**YOUR TASK**
Repeat every record below exactly as it appears.
─── DATA FOR THE TASK
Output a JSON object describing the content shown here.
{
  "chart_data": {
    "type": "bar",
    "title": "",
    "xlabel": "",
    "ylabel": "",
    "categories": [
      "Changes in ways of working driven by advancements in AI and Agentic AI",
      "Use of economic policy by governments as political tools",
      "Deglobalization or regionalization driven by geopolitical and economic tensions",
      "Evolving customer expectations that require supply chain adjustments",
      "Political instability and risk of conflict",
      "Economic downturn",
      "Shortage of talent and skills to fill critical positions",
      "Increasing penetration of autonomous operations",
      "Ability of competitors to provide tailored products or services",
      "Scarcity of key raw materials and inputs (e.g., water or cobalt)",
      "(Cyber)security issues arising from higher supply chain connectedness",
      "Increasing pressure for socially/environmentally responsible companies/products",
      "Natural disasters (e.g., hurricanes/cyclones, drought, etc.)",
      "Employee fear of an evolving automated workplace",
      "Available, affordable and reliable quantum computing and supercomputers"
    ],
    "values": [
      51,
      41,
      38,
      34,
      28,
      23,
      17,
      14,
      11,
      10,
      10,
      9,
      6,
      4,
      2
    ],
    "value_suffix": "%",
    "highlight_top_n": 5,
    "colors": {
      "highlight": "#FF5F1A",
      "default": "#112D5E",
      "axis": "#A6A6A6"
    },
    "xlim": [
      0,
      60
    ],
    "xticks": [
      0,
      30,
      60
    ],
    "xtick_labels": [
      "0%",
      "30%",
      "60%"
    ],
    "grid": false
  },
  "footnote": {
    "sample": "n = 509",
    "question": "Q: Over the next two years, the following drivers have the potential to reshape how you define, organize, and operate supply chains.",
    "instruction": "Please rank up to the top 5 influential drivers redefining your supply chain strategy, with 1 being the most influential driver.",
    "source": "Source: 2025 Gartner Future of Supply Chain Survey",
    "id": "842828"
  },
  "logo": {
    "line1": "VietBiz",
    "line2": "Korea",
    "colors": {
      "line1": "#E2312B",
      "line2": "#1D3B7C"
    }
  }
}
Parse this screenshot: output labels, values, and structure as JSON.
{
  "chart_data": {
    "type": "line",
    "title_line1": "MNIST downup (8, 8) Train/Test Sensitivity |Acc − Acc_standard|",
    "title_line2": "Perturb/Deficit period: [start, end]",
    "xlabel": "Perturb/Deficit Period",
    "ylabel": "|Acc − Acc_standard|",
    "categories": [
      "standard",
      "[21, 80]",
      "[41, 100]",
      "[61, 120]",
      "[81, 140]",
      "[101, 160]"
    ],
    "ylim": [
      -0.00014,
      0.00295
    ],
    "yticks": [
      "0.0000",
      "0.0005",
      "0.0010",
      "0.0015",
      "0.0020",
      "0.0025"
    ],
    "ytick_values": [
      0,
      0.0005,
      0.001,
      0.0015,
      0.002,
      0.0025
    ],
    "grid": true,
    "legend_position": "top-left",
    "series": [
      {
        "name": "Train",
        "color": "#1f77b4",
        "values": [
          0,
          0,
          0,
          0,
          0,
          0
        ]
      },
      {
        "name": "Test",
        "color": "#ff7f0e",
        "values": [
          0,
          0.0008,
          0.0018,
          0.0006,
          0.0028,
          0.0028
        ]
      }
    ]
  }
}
──────
**EXERCISE RESULT**
Output a JSON object describing the content shown here.
{
  "chart_data": {
    "type": "bar",
    "title": "",
    "xlabel": "",
    "ylabel": "",
    "categories": [
      "Changes in ways of working driven by advancements in AI and Agentic AI",
      "Use of economic policy by governments as political tools",
      "Deglobalization or regionalization driven by geopolitical and economic tensions",
      "Evolving customer expectations that require supply chain adjustments",
      "Political instability and risk of conflict",
      "Economic downturn",
      "Shortage of talent and skills to fill critical positions",
      "Increasing penetration of autonomous operations",
      "Ability of competitors to provide tailored products or services",
      "Scarcity of key raw materials and inputs (e.g., water or cobalt)",
      "(Cyber)security issues arising from higher supply chain connectedness",
      "Increasing pressure for socially/environmentally responsible companies/products",
      "Natural disasters (e.g., hurricanes/cyclones, drought, etc.)",
      "Employee fear of an evolving automated workplace",
      "Available, affordable and reliable quantum computing and supercomputers"
    ],
    "values": [
      51,
      41,
      38,
      34,
      28,
      23,
      17,
      14,
      11,
      10,
      10,
      9,
      6,
      4,
      2
    ],
    "value_suffix": "%",
    "highlight_top_n": 5,
    "colors": {
      "highlight": "#FF5F1A",
      "default": "#112D5E",
      "axis": "#A6A6A6"
    },
    "xlim": [
      0,
      60
    ],
    "xticks": [
      0,
      30,
      60
    ],
    "xtick_labels": [
      "0%",
      "30%",
      "60%"
    ],
    "grid": false
  },
  "footnote": {
    "sample": "n = 509",
    "question": "Q: Over the next two years, the following drivers have the potential to reshape how you define, organize, and operate supply chains.",
    "instruction": "Please rank up to the top 5 influential drivers redefining your supply chain strategy, with 1 being the most influential driver.",
    "source": "Source: 2025 Gartner Future of Supply Chain Survey",
    "id": "842828"
  },
  "logo": {
    "line1": "VietBiz",
    "line2": "Korea",
    "colors": {
      "line1": "#E2312B",
      "line2": "#1D3B7C"
    }
  }
}
Parse this screenshot: output labels, values, and structure as JSON.
{
  "chart_data": {
    "type": "line",
    "title_line1": "MNIST downup (8, 8) Train/Test Sensitivity |Acc − Acc_standard|",
    "title_line2": "Perturb/Deficit period: [start, end]",
    "xlabel": "Perturb/Deficit Period",
    "ylabel": "|Acc − Acc_standard|",
    "categories": [
      "standard",
      "[21, 80]",
      "[41, 100]",
      "[61, 120]",
      "[81, 140]",
      "[101, 160]"
    ],
    "ylim": [
      -0.00014,
      0.00295
    ],
    "yticks": [
      "0.0000",
      "0.0005",
      "0.0010",
      "0.0015",
      "0.0020",
      "0.0025"
    ],
    "ytick_values": [
      0,
      0.0005,
      0.001,
      0.0015,
      0.002,
      0.0025
    ],
    "grid": true,
    "legend_position": "top-left",
    "series": [
      {
        "name": "Train",
        "color": "#1f77b4",
        "values": [
          0,
          0,
          0,
          0,
          0,
          0
        ]
      },
      {
        "name": "Test",
        "color": "#ff7f0e",
        "values": [
          0,
          0.0008,
          0.0018,
          0.0006,
          0.0028,
          0.0028
        ]
      }
    ]
  }
}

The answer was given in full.